** Begin Extracted information **

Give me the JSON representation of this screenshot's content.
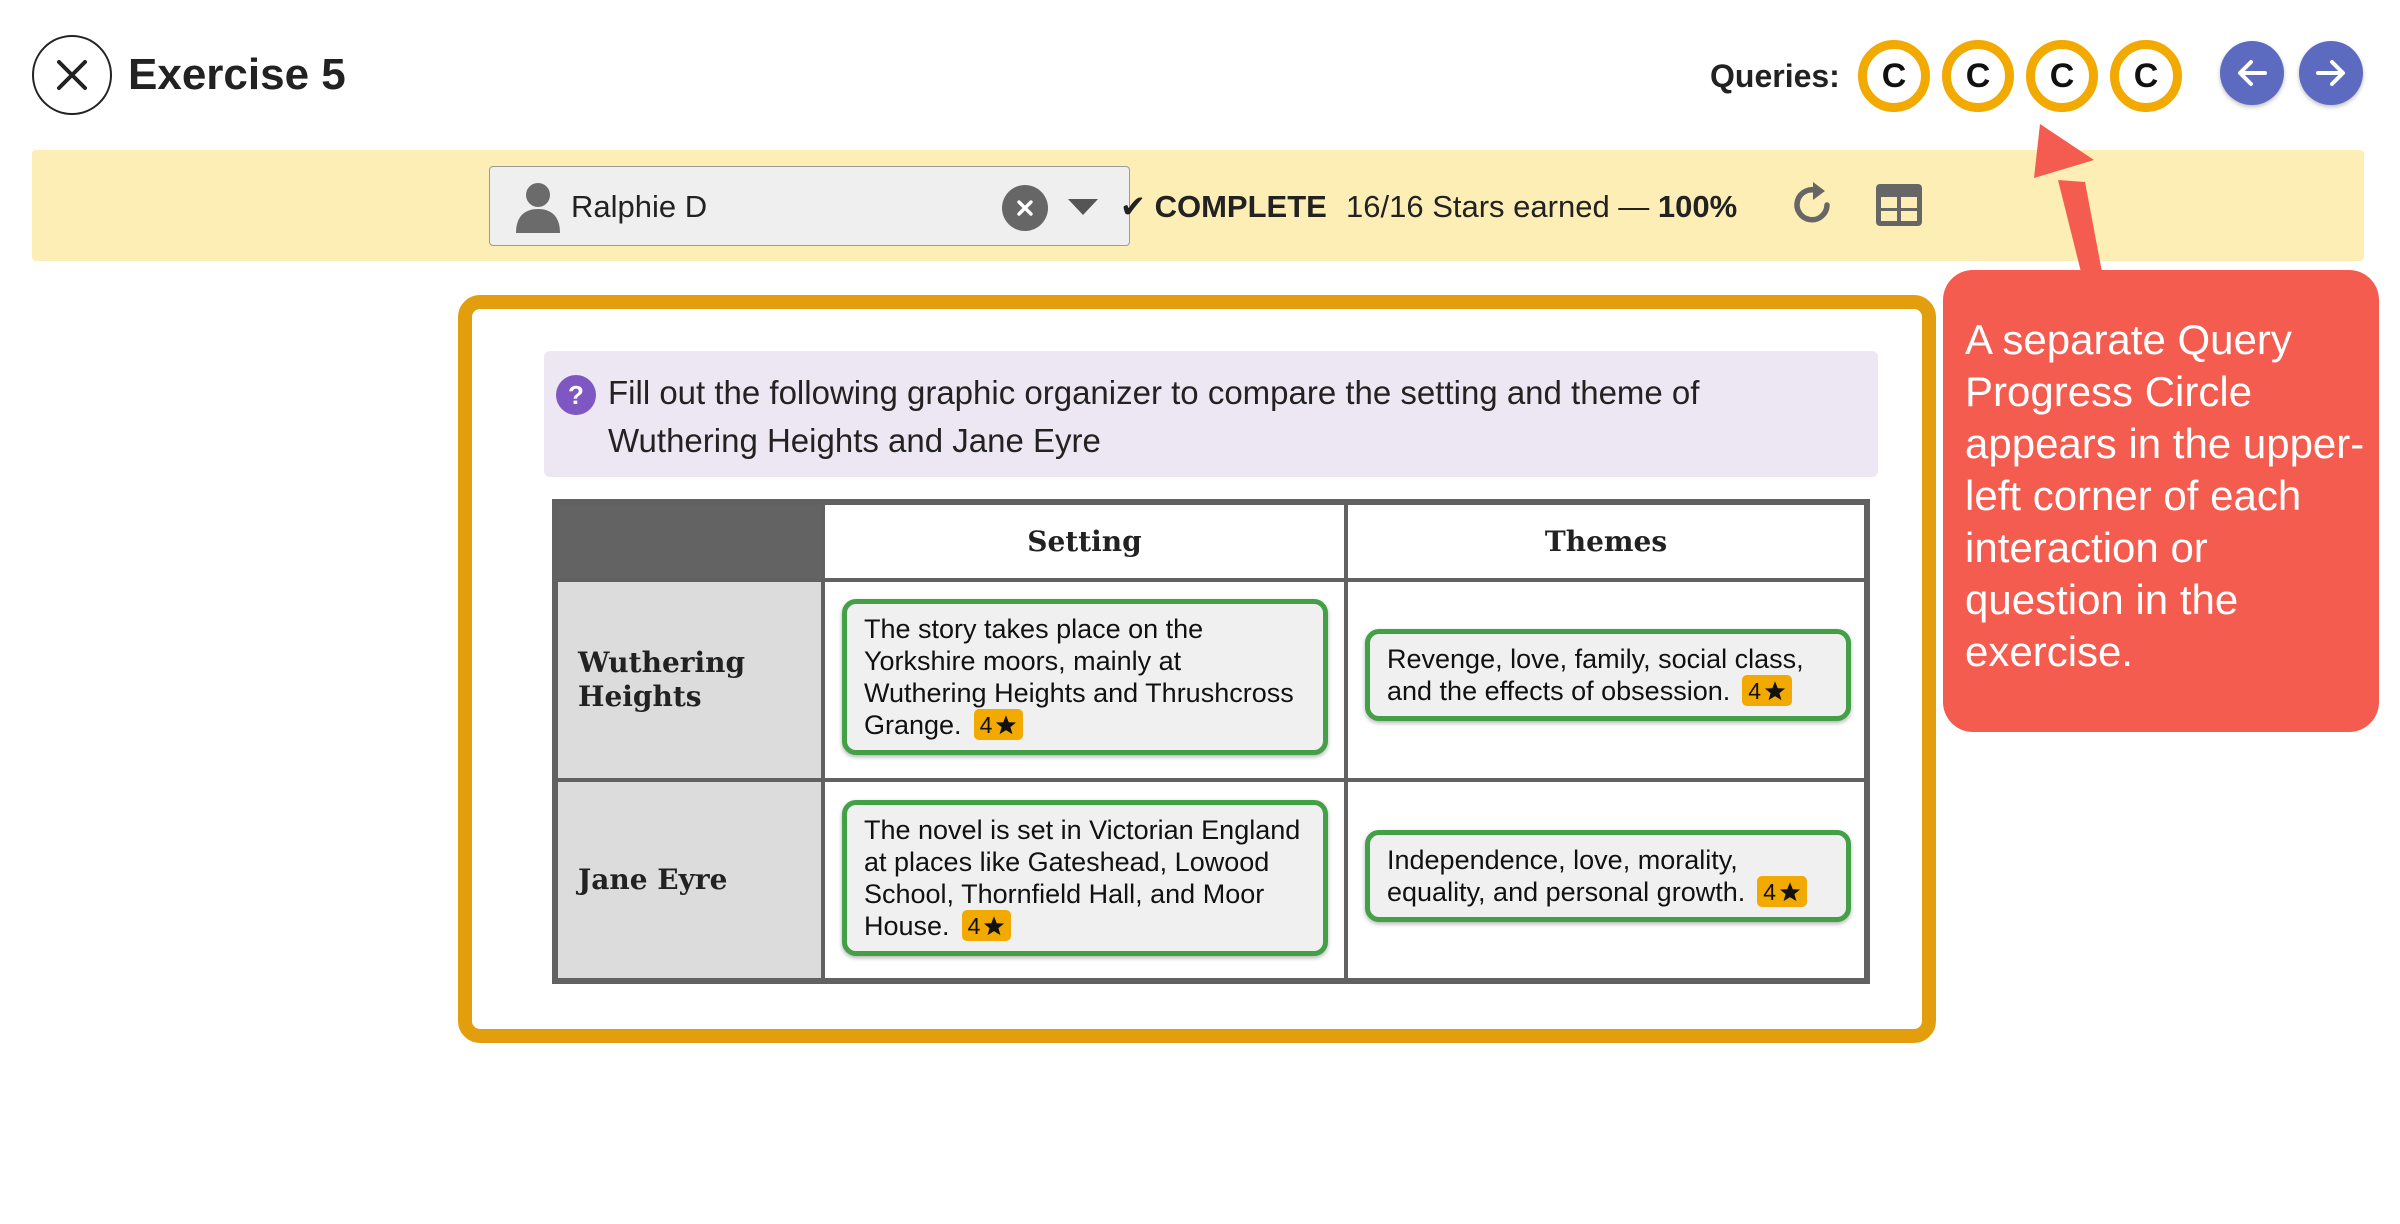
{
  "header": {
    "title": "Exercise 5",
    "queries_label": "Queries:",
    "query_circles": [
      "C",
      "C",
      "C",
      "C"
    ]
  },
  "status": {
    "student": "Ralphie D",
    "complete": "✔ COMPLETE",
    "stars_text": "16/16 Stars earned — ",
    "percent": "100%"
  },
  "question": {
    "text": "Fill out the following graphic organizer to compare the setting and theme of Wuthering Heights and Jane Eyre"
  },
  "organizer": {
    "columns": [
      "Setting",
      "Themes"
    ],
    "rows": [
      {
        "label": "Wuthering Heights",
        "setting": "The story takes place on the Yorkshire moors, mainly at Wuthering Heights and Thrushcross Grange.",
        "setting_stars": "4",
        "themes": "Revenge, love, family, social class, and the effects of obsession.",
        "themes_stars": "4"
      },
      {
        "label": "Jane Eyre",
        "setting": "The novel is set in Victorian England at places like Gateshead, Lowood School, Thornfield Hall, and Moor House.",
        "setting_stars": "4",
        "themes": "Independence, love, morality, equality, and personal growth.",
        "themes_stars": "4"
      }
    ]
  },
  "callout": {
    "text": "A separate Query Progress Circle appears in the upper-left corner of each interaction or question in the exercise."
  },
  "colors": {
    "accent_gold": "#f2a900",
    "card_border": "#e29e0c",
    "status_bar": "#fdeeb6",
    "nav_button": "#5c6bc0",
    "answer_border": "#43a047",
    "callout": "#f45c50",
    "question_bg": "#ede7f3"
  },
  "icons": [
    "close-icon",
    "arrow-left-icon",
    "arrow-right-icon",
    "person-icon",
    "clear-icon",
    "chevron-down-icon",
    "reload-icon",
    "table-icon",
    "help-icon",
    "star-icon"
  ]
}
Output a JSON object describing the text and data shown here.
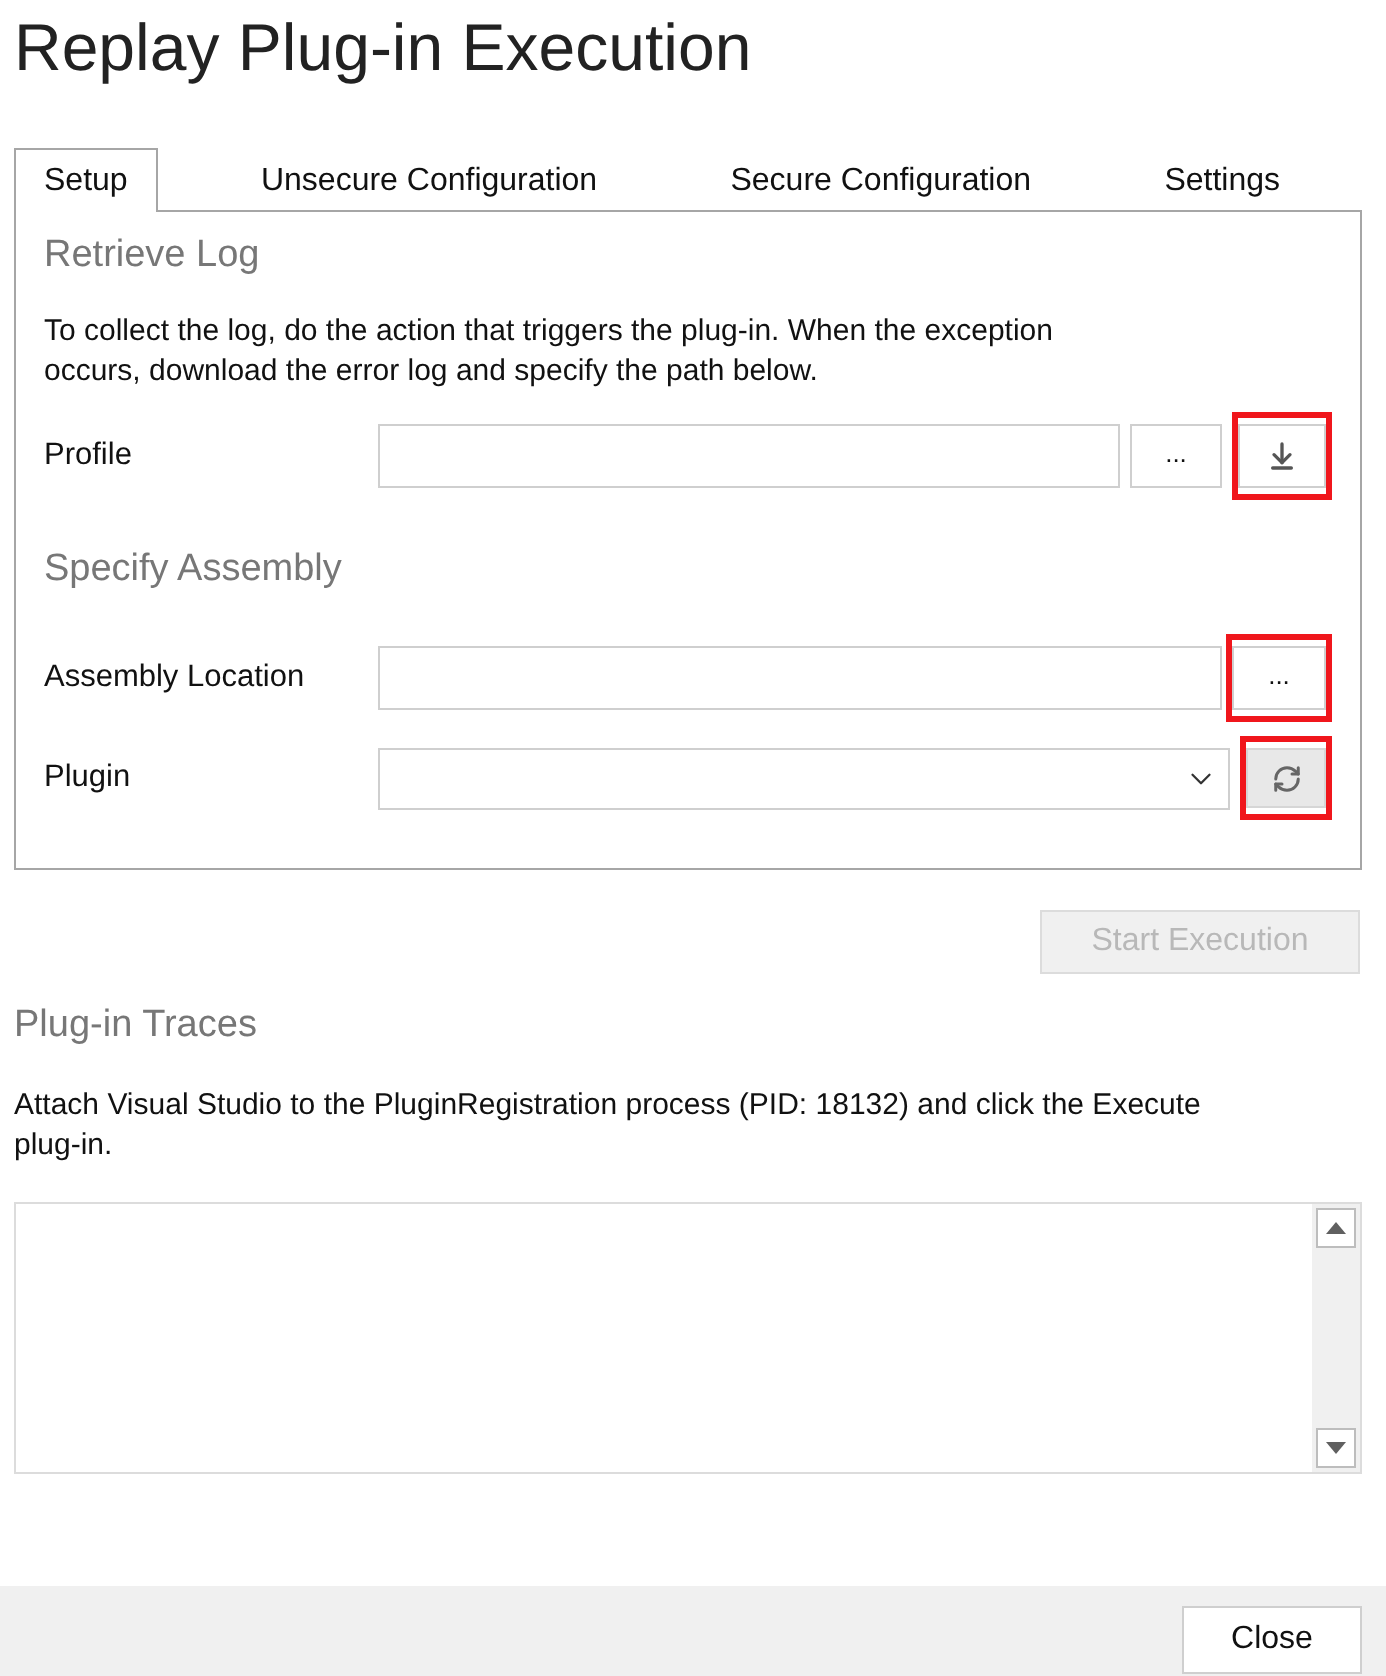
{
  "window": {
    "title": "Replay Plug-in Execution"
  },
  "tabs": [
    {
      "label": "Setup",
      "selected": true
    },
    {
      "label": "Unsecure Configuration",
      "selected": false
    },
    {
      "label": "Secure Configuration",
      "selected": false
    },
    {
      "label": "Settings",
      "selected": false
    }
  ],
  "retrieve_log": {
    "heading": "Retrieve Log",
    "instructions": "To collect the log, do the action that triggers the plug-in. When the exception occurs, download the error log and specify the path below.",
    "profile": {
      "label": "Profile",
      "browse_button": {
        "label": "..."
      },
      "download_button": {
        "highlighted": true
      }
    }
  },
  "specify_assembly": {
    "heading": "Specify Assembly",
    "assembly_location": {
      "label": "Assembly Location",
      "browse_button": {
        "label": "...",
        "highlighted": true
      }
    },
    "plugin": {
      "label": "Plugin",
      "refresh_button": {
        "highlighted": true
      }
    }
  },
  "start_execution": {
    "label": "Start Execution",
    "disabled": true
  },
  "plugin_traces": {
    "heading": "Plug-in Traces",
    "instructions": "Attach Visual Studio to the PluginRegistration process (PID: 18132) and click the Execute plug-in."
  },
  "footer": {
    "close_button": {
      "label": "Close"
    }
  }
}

** End Extracted information **

[Do this] Lines holding the word "JSON" in the entries above are the ones to pull out. Copy them all.

[Expected answer]
Give me the JSON representation of this screenshot's content.
Output a JSON object describing the text and data shown here.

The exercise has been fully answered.